### REQUIREMENTS
Select all lines in the records that include "name".

(Records excerpted from a collection)

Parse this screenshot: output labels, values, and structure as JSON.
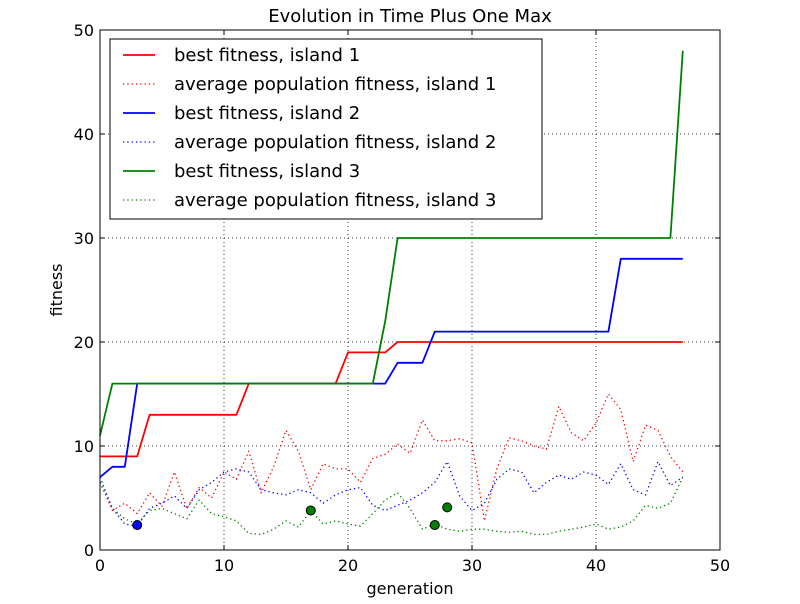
{
  "chart_data": {
    "type": "line",
    "title": "Evolution in Time Plus One Max",
    "xlabel": "generation",
    "ylabel": "fitness",
    "xlim": [
      0,
      50
    ],
    "ylim": [
      0,
      50
    ],
    "xticks": [
      "0",
      "10",
      "20",
      "30",
      "40",
      "50"
    ],
    "yticks": [
      "0",
      "10",
      "20",
      "30",
      "40",
      "50"
    ],
    "grid": true,
    "legend_position": "top-left",
    "series": [
      {
        "name": "best fitness, island 1",
        "color": "#ff0000",
        "style": "solid",
        "x": [
          0,
          1,
          2,
          3,
          4,
          5,
          6,
          7,
          8,
          9,
          10,
          11,
          12,
          13,
          14,
          15,
          16,
          17,
          18,
          19,
          20,
          21,
          22,
          23,
          24,
          25,
          26,
          27,
          28,
          29,
          30,
          31,
          32,
          33,
          34,
          35,
          36,
          37,
          38,
          39,
          40,
          41,
          42,
          43,
          44,
          45,
          46,
          47
        ],
        "y": [
          9,
          9,
          9,
          9,
          13,
          13,
          13,
          13,
          13,
          13,
          13,
          13,
          16,
          16,
          16,
          16,
          16,
          16,
          16,
          16,
          19,
          19,
          19,
          19,
          20,
          20,
          20,
          20,
          20,
          20,
          20,
          20,
          20,
          20,
          20,
          20,
          20,
          20,
          20,
          20,
          20,
          20,
          20,
          20,
          20,
          20,
          20,
          20
        ]
      },
      {
        "name": "average population fitness, island 1",
        "color": "#ff0000",
        "style": "dotted",
        "x": [
          0,
          1,
          2,
          3,
          4,
          5,
          6,
          7,
          8,
          9,
          10,
          11,
          12,
          13,
          14,
          15,
          16,
          17,
          18,
          19,
          20,
          21,
          22,
          23,
          24,
          25,
          26,
          27,
          28,
          29,
          30,
          31,
          32,
          33,
          34,
          35,
          36,
          37,
          38,
          39,
          40,
          41,
          42,
          43,
          44,
          45,
          46,
          47
        ],
        "y": [
          6.5,
          3.8,
          4.5,
          3.5,
          5.5,
          4.2,
          7.5,
          4.0,
          6.0,
          5.0,
          7.5,
          6.8,
          9.5,
          5.5,
          8.0,
          11.5,
          9.5,
          5.8,
          8.3,
          7.8,
          7.8,
          6.5,
          8.8,
          9.2,
          10.2,
          9.3,
          12.5,
          10.5,
          10.5,
          10.7,
          10.3,
          2.8,
          7.8,
          10.8,
          10.5,
          10.0,
          9.7,
          13.8,
          11.3,
          10.5,
          12.2,
          15.0,
          13.5,
          8.5,
          12.0,
          11.5,
          9.0,
          7.5
        ]
      },
      {
        "name": "best fitness, island 2",
        "color": "#0000ff",
        "style": "solid",
        "x": [
          0,
          1,
          2,
          3,
          4,
          5,
          6,
          7,
          8,
          9,
          10,
          11,
          12,
          13,
          14,
          15,
          16,
          17,
          18,
          19,
          20,
          21,
          22,
          23,
          24,
          25,
          26,
          27,
          28,
          29,
          30,
          31,
          32,
          33,
          34,
          35,
          36,
          37,
          38,
          39,
          40,
          41,
          42,
          43,
          44,
          45,
          46,
          47
        ],
        "y": [
          7,
          8,
          8,
          16,
          16,
          16,
          16,
          16,
          16,
          16,
          16,
          16,
          16,
          16,
          16,
          16,
          16,
          16,
          16,
          16,
          16,
          16,
          16,
          16,
          18,
          18,
          18,
          21,
          21,
          21,
          21,
          21,
          21,
          21,
          21,
          21,
          21,
          21,
          21,
          21,
          21,
          21,
          28,
          28,
          28,
          28,
          28,
          28
        ]
      },
      {
        "name": "average population fitness, island 2",
        "color": "#0000ff",
        "style": "dotted",
        "x": [
          0,
          1,
          2,
          3,
          4,
          5,
          6,
          7,
          8,
          9,
          10,
          11,
          12,
          13,
          14,
          15,
          16,
          17,
          18,
          19,
          20,
          21,
          22,
          23,
          24,
          25,
          26,
          27,
          28,
          29,
          30,
          31,
          32,
          33,
          34,
          35,
          36,
          37,
          38,
          39,
          40,
          41,
          42,
          43,
          44,
          45,
          46,
          47
        ],
        "y": [
          7.0,
          4.0,
          2.5,
          2.3,
          4.0,
          4.5,
          5.2,
          4.0,
          5.8,
          6.5,
          7.5,
          7.8,
          7.5,
          5.8,
          5.5,
          5.3,
          5.8,
          5.5,
          4.5,
          5.3,
          5.8,
          6.0,
          4.3,
          3.8,
          4.3,
          4.8,
          5.5,
          6.5,
          8.5,
          5.2,
          3.8,
          4.5,
          6.8,
          7.8,
          7.5,
          5.5,
          6.5,
          7.2,
          6.8,
          7.5,
          7.2,
          6.3,
          8.3,
          5.8,
          5.3,
          8.5,
          6.2,
          7.0
        ]
      },
      {
        "name": "best fitness, island 3",
        "color": "#008000",
        "style": "solid",
        "x": [
          0,
          1,
          2,
          3,
          4,
          5,
          6,
          7,
          8,
          9,
          10,
          11,
          12,
          13,
          14,
          15,
          16,
          17,
          18,
          19,
          20,
          21,
          22,
          23,
          24,
          25,
          26,
          27,
          28,
          29,
          30,
          31,
          32,
          33,
          34,
          35,
          36,
          37,
          38,
          39,
          40,
          41,
          42,
          43,
          44,
          45,
          46,
          47
        ],
        "y": [
          11,
          16,
          16,
          16,
          16,
          16,
          16,
          16,
          16,
          16,
          16,
          16,
          16,
          16,
          16,
          16,
          16,
          16,
          16,
          16,
          16,
          16,
          16,
          22,
          30,
          30,
          30,
          30,
          30,
          30,
          30,
          30,
          30,
          30,
          30,
          30,
          30,
          30,
          30,
          30,
          30,
          30,
          30,
          30,
          30,
          30,
          30,
          48
        ]
      },
      {
        "name": "average population fitness, island 3",
        "color": "#008000",
        "style": "dotted",
        "x": [
          0,
          1,
          2,
          3,
          4,
          5,
          6,
          7,
          8,
          9,
          10,
          11,
          12,
          13,
          14,
          15,
          16,
          17,
          18,
          19,
          20,
          21,
          22,
          23,
          24,
          25,
          26,
          27,
          28,
          29,
          30,
          31,
          32,
          33,
          34,
          35,
          36,
          37,
          38,
          39,
          40,
          41,
          42,
          43,
          44,
          45,
          46,
          47
        ],
        "y": [
          6.5,
          4.0,
          3.0,
          2.5,
          3.8,
          4.0,
          3.5,
          3.0,
          4.8,
          3.5,
          3.2,
          2.8,
          1.6,
          1.5,
          2.0,
          2.8,
          2.2,
          3.8,
          2.5,
          2.8,
          2.5,
          2.3,
          3.5,
          4.8,
          5.5,
          4.0,
          2.0,
          2.5,
          2.0,
          1.8,
          2.0,
          2.0,
          1.8,
          1.7,
          1.8,
          1.5,
          1.5,
          1.8,
          2.0,
          2.2,
          2.5,
          2.0,
          2.2,
          2.8,
          4.3,
          4.0,
          4.5,
          7.0
        ]
      }
    ],
    "markers": [
      {
        "x": 3,
        "y": 2.4,
        "color": "#0000ff"
      },
      {
        "x": 17,
        "y": 3.8,
        "color": "#008000"
      },
      {
        "x": 27,
        "y": 2.4,
        "color": "#008000"
      },
      {
        "x": 28,
        "y": 4.1,
        "color": "#008000"
      }
    ]
  }
}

### RIGHT ANSWER
        "name": "best fitness, island 1",
        "name": "average population fitness, island 1",
        "name": "best fitness, island 2",
        "name": "average population fitness, island 2",
        "name": "best fitness, island 3",
        "name": "average population fitness, island 3",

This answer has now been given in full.